Copy out all lines carrying the word "content".

### Record excerpts
....

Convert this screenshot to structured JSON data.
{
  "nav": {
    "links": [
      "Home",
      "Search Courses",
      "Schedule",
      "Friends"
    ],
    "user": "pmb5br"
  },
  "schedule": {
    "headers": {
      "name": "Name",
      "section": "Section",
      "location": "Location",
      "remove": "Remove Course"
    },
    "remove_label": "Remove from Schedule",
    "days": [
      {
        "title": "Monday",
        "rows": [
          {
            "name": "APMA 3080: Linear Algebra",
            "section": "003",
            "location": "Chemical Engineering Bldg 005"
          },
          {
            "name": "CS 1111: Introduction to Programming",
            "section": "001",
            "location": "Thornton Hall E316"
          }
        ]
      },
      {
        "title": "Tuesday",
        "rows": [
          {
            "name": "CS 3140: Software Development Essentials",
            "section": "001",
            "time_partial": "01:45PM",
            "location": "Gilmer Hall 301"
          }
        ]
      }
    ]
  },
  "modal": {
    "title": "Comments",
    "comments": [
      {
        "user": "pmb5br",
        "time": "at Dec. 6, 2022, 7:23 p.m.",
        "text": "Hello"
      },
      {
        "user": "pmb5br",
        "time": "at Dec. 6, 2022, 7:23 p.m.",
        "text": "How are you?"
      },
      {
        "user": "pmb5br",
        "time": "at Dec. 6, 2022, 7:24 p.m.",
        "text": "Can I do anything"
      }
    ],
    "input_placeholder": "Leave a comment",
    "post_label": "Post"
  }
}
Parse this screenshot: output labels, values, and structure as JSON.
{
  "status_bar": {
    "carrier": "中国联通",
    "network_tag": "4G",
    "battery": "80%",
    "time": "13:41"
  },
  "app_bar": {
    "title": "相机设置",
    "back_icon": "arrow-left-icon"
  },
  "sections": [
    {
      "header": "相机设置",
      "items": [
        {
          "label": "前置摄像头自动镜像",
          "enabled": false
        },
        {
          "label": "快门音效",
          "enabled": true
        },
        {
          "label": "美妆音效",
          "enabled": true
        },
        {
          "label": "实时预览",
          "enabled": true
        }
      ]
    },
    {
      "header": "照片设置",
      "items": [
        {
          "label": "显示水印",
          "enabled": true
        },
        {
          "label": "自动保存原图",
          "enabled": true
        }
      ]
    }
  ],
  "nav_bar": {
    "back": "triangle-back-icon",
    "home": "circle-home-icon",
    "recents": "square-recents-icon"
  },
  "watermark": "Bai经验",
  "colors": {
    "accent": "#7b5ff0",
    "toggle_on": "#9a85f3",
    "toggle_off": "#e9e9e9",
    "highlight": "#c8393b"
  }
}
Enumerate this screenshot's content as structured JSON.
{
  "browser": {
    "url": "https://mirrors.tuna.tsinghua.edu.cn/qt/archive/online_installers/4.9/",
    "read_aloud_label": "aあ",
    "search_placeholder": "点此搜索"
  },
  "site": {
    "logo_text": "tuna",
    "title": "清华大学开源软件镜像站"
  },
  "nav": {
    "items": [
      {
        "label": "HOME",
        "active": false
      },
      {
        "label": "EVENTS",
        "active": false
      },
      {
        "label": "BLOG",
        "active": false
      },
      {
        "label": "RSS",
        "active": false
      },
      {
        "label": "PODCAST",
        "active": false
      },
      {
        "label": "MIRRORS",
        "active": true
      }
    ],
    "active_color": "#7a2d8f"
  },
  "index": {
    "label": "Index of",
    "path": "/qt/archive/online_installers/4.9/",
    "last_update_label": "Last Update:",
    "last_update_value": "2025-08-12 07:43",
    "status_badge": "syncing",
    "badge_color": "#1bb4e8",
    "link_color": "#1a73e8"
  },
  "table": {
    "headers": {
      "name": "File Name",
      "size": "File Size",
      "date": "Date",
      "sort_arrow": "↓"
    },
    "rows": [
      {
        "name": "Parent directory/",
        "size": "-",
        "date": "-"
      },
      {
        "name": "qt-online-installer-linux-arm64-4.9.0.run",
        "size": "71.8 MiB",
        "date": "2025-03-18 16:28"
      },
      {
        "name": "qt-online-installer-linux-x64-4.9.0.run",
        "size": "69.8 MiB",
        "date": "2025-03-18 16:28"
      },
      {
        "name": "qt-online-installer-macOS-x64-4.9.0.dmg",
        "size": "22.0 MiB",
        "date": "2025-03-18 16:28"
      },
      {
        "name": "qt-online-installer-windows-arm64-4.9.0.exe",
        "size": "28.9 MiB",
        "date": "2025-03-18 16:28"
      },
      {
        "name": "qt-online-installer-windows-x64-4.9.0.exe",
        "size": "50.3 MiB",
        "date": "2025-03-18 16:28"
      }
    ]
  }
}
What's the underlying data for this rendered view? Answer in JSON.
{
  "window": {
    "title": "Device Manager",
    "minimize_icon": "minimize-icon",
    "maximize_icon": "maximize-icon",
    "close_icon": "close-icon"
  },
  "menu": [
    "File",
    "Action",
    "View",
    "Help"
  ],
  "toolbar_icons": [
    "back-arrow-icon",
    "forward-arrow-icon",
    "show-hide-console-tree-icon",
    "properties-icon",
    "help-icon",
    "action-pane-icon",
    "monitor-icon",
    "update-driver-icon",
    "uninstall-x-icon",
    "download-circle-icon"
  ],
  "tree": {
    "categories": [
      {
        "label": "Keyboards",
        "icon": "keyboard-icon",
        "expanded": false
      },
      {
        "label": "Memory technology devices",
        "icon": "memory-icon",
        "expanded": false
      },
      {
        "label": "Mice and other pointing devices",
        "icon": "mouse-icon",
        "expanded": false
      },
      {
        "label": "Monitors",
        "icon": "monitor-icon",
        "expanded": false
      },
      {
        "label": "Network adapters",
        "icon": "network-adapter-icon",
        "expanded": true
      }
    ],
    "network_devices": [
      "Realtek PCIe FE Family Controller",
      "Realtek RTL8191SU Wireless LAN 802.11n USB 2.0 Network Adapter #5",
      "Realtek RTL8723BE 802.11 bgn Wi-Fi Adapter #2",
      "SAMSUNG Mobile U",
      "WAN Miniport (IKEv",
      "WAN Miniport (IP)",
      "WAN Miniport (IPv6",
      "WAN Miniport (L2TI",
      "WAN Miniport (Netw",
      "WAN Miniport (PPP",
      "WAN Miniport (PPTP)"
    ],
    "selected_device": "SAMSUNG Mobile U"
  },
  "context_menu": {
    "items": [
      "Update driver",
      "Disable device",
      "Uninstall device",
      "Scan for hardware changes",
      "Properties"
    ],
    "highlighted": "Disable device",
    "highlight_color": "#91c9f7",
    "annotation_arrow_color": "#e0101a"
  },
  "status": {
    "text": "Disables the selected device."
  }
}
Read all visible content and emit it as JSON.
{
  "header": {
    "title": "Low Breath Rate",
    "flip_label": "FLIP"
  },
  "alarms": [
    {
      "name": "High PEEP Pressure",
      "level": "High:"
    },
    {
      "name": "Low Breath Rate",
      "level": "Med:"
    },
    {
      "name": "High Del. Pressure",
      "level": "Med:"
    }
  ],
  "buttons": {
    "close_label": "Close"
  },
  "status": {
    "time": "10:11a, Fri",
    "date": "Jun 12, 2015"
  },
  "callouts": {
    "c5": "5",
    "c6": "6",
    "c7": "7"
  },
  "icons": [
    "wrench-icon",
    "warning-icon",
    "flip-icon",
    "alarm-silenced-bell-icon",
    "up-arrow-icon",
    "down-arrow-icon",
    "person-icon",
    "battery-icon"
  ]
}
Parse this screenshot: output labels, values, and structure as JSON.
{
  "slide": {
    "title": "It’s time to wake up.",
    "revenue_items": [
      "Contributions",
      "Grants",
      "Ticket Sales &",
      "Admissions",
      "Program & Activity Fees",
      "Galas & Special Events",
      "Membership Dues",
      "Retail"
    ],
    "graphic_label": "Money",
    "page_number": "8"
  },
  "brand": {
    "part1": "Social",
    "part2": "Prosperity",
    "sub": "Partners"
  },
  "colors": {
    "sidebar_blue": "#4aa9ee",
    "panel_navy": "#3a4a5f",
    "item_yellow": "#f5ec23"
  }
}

....

### Completed task
Enumerate this screenshot's content as structured JSON.
Read all visible content and emit it as JSON.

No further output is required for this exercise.